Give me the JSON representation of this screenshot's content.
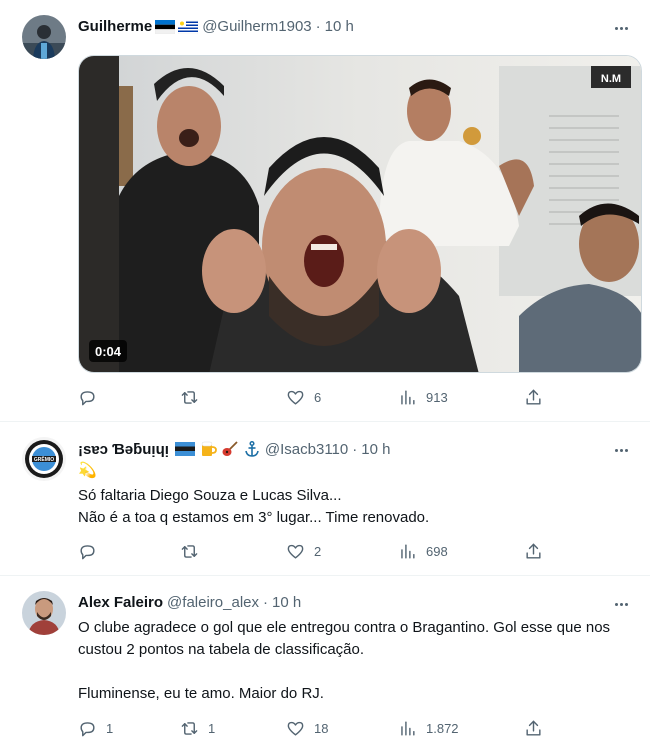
{
  "tweets": [
    {
      "name": "Guilherme",
      "handle": "@Guilherm1903",
      "time": "10 h",
      "video_duration": "0:04",
      "video_watermark": "N.M",
      "counts": {
        "reply": "",
        "retweet": "",
        "like": "6",
        "views": "913"
      },
      "colors": {
        "avatar": "#1a3a5c"
      }
    },
    {
      "name": "¡ѕɐɔ Ɓǝƃuᴉɥᴉ",
      "handle": "@Isacb3110",
      "time": "10 h",
      "emoji_line": "💫",
      "text": "Só faltaria Diego Souza e Lucas Silva...\nNão é a toa q estamos em 3° lugar... Time renovado.",
      "counts": {
        "reply": "",
        "retweet": "",
        "like": "2",
        "views": "698"
      }
    },
    {
      "name": "Alex Faleiro",
      "handle": "@faleiro_alex",
      "time": "10 h",
      "text": "O clube agradece o gol que ele entregou contra o Bragantino. Gol esse que nos custou 2 pontos na tabela de classificação.\n\nFluminense, eu te amo. Maior do RJ.",
      "counts": {
        "reply": "1",
        "retweet": "1",
        "like": "18",
        "views": "1.872"
      }
    }
  ],
  "icons": {
    "reply": "reply-icon",
    "retweet": "retweet-icon",
    "like": "heart-icon",
    "views": "views-icon",
    "share": "share-icon",
    "more": "more-icon"
  }
}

########################################

Identify lines with the string "handle". Copy each one.

      "handle": "@Guilherm1903",
      "handle": "@Isacb3110",
      "handle": "@faleiro_alex",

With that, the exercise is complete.